++++ Supplied records
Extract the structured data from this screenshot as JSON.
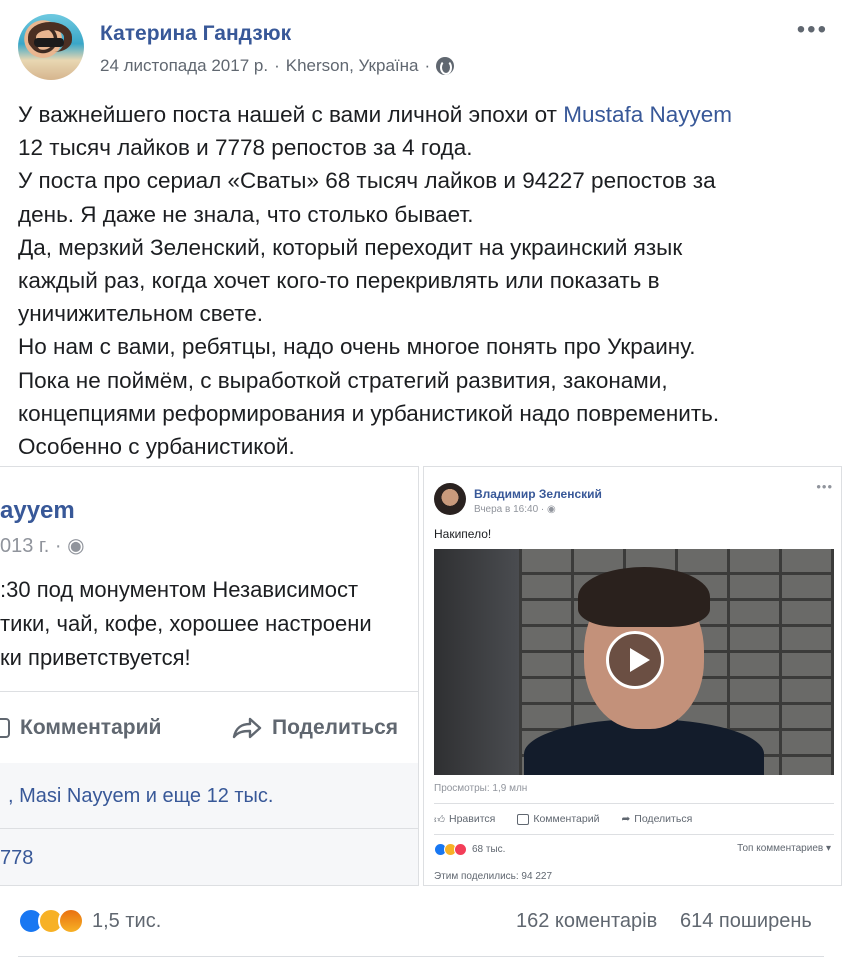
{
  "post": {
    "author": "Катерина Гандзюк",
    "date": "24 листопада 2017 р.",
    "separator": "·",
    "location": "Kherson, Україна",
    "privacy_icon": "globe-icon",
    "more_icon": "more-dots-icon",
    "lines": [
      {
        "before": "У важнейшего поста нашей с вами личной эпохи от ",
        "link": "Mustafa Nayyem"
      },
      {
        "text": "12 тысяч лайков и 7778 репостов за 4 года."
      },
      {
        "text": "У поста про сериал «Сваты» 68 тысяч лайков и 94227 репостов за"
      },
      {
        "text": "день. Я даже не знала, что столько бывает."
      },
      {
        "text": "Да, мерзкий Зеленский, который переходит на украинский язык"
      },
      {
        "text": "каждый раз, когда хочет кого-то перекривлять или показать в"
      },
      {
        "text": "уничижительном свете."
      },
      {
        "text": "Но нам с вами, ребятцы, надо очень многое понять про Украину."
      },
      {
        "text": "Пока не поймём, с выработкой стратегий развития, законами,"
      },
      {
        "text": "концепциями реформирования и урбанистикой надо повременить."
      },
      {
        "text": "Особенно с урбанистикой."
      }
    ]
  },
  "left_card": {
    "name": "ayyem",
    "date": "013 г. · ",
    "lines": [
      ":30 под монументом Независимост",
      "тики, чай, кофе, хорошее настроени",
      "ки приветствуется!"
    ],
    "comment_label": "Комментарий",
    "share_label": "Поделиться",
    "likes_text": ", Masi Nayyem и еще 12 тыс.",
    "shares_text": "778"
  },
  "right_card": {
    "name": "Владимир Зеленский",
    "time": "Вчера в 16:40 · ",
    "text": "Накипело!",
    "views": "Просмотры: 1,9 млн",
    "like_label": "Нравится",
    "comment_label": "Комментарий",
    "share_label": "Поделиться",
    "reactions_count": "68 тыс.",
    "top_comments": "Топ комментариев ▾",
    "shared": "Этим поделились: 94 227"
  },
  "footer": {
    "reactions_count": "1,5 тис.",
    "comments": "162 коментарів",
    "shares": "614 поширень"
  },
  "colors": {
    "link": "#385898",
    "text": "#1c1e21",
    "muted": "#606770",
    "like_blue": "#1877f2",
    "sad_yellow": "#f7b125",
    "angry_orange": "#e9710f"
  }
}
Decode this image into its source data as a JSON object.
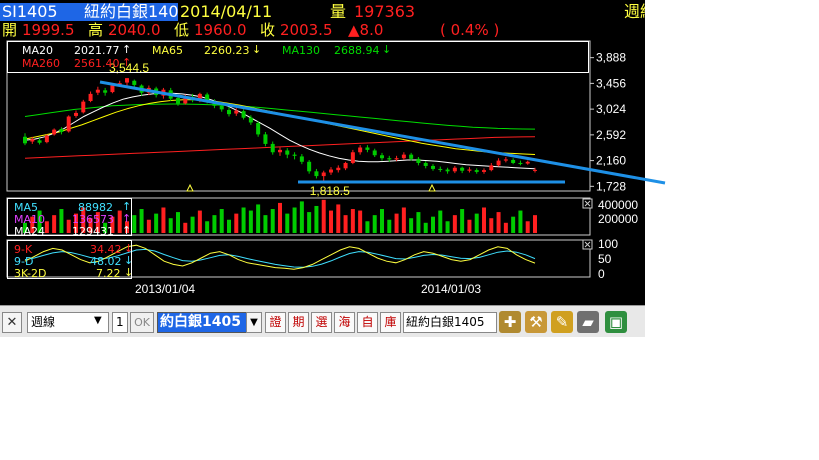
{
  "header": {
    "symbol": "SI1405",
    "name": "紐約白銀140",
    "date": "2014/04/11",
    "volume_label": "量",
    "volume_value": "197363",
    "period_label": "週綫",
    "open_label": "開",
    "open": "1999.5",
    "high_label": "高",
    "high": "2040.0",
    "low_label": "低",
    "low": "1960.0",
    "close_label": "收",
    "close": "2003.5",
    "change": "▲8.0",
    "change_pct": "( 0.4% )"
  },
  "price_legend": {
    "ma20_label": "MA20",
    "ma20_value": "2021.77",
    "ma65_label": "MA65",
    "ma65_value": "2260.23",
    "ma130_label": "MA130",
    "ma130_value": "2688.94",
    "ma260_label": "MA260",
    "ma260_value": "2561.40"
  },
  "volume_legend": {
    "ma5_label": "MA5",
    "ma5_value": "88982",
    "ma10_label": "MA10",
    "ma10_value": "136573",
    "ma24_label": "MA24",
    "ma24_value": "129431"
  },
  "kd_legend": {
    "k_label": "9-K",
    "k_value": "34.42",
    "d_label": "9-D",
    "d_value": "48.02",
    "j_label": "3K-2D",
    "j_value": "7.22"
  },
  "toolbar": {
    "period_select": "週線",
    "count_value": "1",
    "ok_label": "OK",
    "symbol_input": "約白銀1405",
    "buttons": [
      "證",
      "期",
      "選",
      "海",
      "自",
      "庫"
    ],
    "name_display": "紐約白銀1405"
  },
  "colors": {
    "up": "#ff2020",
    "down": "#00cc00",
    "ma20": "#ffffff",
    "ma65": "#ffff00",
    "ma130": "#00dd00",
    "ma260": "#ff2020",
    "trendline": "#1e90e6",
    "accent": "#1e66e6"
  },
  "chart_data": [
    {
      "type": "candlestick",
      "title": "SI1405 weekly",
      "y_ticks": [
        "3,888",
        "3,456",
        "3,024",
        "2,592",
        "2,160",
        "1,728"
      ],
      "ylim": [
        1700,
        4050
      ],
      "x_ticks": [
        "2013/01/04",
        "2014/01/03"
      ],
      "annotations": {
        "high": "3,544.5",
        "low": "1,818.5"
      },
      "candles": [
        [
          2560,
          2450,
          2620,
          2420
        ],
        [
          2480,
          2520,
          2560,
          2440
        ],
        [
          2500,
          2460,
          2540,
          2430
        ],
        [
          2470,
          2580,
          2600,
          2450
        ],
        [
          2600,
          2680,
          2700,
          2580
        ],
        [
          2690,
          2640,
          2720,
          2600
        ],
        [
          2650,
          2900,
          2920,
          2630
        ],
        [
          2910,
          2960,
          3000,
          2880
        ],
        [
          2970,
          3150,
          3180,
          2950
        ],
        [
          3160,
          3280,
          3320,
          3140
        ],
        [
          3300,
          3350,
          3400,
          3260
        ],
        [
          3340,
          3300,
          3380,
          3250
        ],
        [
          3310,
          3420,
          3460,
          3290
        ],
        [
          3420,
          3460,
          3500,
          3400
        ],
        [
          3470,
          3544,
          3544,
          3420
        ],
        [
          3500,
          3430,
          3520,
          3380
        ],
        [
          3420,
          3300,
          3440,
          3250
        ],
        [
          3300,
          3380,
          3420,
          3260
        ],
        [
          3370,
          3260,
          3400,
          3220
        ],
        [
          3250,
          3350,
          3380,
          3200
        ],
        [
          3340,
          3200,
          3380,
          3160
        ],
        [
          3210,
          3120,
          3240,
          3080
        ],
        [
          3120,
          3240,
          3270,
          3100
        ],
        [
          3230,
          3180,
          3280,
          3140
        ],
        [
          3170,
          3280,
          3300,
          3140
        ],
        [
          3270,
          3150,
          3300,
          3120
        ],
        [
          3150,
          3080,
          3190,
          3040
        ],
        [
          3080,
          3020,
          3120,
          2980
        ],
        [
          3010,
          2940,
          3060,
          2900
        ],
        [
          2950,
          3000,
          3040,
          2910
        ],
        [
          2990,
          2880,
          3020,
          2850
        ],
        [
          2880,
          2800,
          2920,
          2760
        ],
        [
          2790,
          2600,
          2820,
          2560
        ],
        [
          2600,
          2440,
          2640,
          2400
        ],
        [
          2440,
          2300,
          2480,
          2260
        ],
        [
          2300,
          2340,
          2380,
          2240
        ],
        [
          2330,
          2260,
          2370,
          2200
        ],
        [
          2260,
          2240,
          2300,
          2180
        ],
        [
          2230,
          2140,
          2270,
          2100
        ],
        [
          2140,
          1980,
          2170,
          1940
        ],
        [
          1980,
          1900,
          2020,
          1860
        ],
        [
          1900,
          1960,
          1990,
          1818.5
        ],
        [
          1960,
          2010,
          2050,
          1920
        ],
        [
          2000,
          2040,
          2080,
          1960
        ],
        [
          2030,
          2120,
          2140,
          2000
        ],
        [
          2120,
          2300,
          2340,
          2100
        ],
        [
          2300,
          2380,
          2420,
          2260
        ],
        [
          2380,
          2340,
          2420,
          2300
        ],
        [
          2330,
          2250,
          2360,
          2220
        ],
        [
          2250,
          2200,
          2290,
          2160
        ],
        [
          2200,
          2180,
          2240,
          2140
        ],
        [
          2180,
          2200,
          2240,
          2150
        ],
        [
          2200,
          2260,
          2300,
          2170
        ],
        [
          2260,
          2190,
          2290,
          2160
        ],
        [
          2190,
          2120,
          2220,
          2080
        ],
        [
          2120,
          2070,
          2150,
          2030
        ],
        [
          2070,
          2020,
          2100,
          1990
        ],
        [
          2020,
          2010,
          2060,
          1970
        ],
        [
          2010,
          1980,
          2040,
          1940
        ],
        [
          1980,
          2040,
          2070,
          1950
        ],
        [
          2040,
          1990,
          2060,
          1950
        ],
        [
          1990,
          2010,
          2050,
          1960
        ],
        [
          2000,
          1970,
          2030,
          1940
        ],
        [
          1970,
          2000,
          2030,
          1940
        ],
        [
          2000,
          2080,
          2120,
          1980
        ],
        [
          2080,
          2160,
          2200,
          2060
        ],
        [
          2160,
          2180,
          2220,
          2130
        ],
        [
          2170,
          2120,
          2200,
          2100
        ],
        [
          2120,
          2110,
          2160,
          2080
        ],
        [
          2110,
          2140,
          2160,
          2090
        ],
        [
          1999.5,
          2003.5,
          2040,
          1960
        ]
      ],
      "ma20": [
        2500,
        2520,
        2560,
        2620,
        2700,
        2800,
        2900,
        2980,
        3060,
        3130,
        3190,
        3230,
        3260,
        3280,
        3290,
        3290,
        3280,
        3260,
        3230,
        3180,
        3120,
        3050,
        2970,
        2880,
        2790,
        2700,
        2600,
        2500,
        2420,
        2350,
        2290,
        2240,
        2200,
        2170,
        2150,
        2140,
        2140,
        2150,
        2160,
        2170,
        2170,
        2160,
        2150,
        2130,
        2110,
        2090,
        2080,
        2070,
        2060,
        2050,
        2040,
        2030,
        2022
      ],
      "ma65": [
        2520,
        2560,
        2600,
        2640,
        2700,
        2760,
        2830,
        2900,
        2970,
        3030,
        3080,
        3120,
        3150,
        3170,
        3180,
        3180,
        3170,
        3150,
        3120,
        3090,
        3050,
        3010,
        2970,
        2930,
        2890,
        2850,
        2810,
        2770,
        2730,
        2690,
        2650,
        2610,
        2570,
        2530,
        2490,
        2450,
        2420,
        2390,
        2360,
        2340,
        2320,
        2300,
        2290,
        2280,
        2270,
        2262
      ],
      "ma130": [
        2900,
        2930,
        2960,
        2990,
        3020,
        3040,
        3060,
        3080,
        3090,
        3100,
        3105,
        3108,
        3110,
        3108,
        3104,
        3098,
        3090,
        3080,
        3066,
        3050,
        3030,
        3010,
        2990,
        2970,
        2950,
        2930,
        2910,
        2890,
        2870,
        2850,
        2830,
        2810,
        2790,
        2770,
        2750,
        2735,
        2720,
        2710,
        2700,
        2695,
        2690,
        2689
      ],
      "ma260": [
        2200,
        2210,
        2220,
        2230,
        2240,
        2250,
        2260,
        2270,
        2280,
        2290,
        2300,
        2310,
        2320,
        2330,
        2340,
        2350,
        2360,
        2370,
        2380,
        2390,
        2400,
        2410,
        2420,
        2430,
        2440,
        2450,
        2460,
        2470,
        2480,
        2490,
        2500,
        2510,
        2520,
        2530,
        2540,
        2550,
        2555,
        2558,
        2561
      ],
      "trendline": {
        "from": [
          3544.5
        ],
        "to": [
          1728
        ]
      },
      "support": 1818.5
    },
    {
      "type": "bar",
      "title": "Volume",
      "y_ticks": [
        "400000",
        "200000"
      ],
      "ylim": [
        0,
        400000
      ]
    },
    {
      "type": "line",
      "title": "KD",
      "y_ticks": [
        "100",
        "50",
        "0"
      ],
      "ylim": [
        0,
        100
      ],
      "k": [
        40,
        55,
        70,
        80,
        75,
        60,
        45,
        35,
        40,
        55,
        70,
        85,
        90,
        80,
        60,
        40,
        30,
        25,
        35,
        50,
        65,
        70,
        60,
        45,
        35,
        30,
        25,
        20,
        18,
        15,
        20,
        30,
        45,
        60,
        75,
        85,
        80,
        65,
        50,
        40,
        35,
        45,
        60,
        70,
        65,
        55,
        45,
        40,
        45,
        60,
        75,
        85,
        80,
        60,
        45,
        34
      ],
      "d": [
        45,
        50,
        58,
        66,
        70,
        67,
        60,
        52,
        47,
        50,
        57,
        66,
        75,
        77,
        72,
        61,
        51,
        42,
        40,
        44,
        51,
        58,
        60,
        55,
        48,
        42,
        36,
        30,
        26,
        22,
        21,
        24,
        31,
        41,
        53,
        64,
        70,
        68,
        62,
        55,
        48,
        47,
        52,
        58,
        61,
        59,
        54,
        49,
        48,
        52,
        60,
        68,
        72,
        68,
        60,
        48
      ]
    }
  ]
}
++++++++
++++ Supplied records
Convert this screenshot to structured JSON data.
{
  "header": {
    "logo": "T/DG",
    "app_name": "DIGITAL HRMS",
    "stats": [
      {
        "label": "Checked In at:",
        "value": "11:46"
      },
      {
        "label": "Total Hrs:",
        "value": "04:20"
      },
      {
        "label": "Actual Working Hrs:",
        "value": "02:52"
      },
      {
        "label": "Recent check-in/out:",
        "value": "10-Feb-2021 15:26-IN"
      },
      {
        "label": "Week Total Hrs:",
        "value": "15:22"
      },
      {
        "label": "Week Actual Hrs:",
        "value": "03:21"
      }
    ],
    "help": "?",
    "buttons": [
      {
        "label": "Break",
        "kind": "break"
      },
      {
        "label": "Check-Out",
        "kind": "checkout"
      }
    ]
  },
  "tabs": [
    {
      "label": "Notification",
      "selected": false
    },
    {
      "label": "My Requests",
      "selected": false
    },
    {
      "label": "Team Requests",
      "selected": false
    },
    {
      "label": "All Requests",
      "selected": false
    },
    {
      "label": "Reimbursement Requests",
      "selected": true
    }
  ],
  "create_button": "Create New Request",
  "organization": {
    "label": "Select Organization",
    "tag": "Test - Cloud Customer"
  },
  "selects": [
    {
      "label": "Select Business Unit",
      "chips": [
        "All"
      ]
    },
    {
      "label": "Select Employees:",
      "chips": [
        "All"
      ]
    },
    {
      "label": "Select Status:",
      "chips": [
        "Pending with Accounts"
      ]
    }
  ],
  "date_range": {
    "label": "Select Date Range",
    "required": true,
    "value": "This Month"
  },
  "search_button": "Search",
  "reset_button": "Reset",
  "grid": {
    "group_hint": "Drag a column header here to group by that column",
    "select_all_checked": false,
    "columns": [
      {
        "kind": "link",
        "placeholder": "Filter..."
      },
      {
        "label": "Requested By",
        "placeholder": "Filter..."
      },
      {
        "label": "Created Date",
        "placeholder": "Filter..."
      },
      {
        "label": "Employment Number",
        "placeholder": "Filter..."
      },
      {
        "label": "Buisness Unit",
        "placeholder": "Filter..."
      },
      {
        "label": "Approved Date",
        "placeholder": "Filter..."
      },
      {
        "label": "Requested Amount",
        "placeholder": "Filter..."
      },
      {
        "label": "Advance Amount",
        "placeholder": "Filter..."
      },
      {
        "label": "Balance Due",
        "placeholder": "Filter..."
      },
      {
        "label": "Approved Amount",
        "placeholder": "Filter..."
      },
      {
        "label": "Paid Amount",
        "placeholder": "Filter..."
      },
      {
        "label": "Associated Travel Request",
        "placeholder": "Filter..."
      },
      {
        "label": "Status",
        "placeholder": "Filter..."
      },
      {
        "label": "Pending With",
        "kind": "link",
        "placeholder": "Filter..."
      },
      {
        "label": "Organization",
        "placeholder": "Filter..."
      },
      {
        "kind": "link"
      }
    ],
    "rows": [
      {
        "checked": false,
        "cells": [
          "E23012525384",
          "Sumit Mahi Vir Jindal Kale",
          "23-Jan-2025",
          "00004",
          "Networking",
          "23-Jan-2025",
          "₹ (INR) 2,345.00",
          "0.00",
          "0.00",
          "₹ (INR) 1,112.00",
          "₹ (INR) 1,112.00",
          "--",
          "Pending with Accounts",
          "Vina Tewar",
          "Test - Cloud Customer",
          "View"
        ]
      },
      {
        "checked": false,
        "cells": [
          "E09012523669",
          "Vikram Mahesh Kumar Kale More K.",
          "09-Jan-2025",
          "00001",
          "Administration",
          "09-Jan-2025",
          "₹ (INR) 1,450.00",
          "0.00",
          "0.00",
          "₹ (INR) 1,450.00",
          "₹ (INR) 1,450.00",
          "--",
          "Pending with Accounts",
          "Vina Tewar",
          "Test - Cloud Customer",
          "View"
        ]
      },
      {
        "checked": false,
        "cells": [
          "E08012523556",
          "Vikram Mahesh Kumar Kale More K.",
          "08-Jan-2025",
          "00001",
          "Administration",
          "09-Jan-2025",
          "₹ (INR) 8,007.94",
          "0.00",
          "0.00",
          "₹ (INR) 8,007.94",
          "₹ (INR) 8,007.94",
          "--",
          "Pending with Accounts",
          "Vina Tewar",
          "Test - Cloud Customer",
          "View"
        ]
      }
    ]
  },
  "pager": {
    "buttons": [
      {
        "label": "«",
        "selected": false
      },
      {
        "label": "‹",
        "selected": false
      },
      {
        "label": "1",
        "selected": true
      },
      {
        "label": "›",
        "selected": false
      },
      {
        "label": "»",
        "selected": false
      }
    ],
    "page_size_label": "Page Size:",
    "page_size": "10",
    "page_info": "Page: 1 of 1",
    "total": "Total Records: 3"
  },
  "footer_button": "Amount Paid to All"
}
++++++++
++++ Supplied records
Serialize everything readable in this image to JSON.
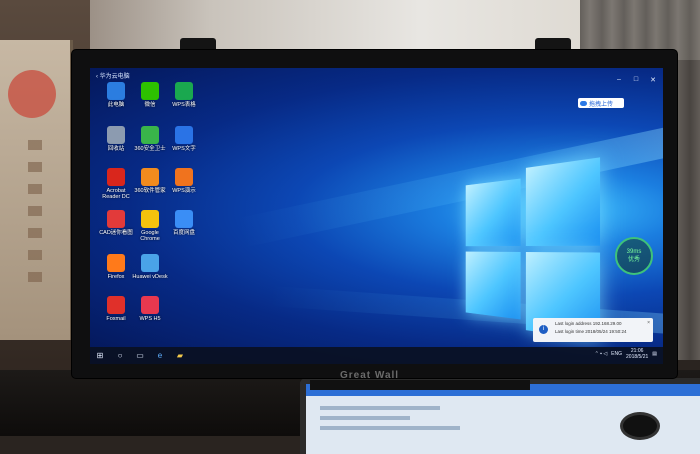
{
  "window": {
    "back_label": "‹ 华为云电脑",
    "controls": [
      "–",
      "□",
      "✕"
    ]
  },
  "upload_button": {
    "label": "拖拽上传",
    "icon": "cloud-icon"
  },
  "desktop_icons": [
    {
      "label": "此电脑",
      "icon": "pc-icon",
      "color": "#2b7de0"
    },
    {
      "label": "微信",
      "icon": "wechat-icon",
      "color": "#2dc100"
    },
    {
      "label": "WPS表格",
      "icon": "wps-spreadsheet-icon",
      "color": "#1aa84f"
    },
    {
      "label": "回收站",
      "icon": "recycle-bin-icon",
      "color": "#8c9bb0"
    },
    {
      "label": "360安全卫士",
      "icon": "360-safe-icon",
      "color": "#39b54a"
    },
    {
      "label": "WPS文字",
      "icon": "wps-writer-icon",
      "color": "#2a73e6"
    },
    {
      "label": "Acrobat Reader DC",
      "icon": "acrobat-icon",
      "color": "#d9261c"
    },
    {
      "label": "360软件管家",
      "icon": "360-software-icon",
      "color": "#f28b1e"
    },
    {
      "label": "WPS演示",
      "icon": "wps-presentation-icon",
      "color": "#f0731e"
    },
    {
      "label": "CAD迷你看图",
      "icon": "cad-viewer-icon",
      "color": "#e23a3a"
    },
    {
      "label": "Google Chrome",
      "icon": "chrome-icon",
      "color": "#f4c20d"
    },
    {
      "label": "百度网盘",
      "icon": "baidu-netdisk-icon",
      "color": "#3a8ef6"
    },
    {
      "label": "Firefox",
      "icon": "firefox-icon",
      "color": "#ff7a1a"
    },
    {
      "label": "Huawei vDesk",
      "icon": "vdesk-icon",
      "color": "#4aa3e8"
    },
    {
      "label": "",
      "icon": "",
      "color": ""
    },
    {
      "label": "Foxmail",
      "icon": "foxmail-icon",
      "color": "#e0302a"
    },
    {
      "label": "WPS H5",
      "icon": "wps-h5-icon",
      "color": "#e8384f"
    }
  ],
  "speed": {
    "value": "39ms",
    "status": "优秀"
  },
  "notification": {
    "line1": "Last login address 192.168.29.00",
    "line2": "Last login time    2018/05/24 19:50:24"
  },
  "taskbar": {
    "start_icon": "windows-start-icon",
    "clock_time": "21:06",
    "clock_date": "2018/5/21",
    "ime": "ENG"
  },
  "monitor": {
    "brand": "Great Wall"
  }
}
++++++++
■ Brief ■
State the count of lines with the word "Зеленский" in them, and write nothing else.

■ Exercise result ■
2